Problem to work on:
Set down the whole listing verbatim.

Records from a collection
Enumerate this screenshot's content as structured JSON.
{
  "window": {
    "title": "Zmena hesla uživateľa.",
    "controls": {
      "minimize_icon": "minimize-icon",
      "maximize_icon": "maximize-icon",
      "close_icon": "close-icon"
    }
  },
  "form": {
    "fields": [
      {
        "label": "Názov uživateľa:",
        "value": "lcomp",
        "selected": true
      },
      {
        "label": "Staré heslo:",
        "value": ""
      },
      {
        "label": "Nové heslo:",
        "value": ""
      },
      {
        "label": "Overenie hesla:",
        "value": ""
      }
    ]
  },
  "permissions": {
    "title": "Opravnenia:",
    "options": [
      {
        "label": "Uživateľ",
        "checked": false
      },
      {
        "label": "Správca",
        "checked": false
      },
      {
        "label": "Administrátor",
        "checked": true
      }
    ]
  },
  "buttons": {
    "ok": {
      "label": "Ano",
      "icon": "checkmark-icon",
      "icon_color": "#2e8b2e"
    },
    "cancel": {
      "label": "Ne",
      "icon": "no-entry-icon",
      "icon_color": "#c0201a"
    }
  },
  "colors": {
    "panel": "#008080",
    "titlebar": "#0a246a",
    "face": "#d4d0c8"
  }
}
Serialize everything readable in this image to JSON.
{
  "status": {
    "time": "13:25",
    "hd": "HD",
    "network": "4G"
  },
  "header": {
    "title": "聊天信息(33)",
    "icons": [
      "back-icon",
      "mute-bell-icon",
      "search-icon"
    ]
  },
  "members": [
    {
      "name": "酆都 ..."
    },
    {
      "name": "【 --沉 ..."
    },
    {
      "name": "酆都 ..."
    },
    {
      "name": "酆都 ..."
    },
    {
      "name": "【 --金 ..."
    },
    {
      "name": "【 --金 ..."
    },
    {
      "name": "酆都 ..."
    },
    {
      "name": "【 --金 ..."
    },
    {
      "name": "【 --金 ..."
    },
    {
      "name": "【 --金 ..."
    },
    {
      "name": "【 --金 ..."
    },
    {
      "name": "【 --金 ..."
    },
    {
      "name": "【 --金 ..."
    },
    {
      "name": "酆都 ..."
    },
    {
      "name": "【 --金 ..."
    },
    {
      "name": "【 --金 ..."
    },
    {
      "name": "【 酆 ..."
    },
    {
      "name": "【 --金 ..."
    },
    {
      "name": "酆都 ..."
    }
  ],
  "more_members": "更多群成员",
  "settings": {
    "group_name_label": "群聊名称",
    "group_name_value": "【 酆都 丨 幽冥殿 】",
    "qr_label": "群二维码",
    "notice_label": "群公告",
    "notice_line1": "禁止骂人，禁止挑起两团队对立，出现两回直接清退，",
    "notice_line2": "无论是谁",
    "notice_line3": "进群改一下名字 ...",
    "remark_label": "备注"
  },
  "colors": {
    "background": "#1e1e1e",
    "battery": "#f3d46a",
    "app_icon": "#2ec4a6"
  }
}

Correct response:
Enumerate this screenshot's content as structured JSON.
{
  "window": {
    "title": "Zmena hesla uživateľa.",
    "controls": {
      "minimize_icon": "minimize-icon",
      "maximize_icon": "maximize-icon",
      "close_icon": "close-icon"
    }
  },
  "form": {
    "fields": [
      {
        "label": "Názov uživateľa:",
        "value": "lcomp",
        "selected": true
      },
      {
        "label": "Staré heslo:",
        "value": ""
      },
      {
        "label": "Nové heslo:",
        "value": ""
      },
      {
        "label": "Overenie hesla:",
        "value": ""
      }
    ]
  },
  "permissions": {
    "title": "Opravnenia:",
    "options": [
      {
        "label": "Uživateľ",
        "checked": false
      },
      {
        "label": "Správca",
        "checked": false
      },
      {
        "label": "Administrátor",
        "checked": true
      }
    ]
  },
  "buttons": {
    "ok": {
      "label": "Ano",
      "icon": "checkmark-icon",
      "icon_color": "#2e8b2e"
    },
    "cancel": {
      "label": "Ne",
      "icon": "no-entry-icon",
      "icon_color": "#c0201a"
    }
  },
  "colors": {
    "panel": "#008080",
    "titlebar": "#0a246a",
    "face": "#d4d0c8"
  }
}
Serialize everything readable in this image to JSON.
{
  "status": {
    "time": "13:25",
    "hd": "HD",
    "network": "4G"
  },
  "header": {
    "title": "聊天信息(33)",
    "icons": [
      "back-icon",
      "mute-bell-icon",
      "search-icon"
    ]
  },
  "members": [
    {
      "name": "酆都 ..."
    },
    {
      "name": "【 --沉 ..."
    },
    {
      "name": "酆都 ..."
    },
    {
      "name": "酆都 ..."
    },
    {
      "name": "【 --金 ..."
    },
    {
      "name": "【 --金 ..."
    },
    {
      "name": "酆都 ..."
    },
    {
      "name": "【 --金 ..."
    },
    {
      "name": "【 --金 ..."
    },
    {
      "name": "【 --金 ..."
    },
    {
      "name": "【 --金 ..."
    },
    {
      "name": "【 --金 ..."
    },
    {
      "name": "【 --金 ..."
    },
    {
      "name": "酆都 ..."
    },
    {
      "name": "【 --金 ..."
    },
    {
      "name": "【 --金 ..."
    },
    {
      "name": "【 酆 ..."
    },
    {
      "name": "【 --金 ..."
    },
    {
      "name": "酆都 ..."
    }
  ],
  "more_members": "更多群成员",
  "settings": {
    "group_name_label": "群聊名称",
    "group_name_value": "【 酆都 丨 幽冥殿 】",
    "qr_label": "群二维码",
    "notice_label": "群公告",
    "notice_line1": "禁止骂人，禁止挑起两团队对立，出现两回直接清退，",
    "notice_line2": "无论是谁",
    "notice_line3": "进群改一下名字 ...",
    "remark_label": "备注"
  },
  "colors": {
    "background": "#1e1e1e",
    "battery": "#f3d46a",
    "app_icon": "#2ec4a6"
  }
}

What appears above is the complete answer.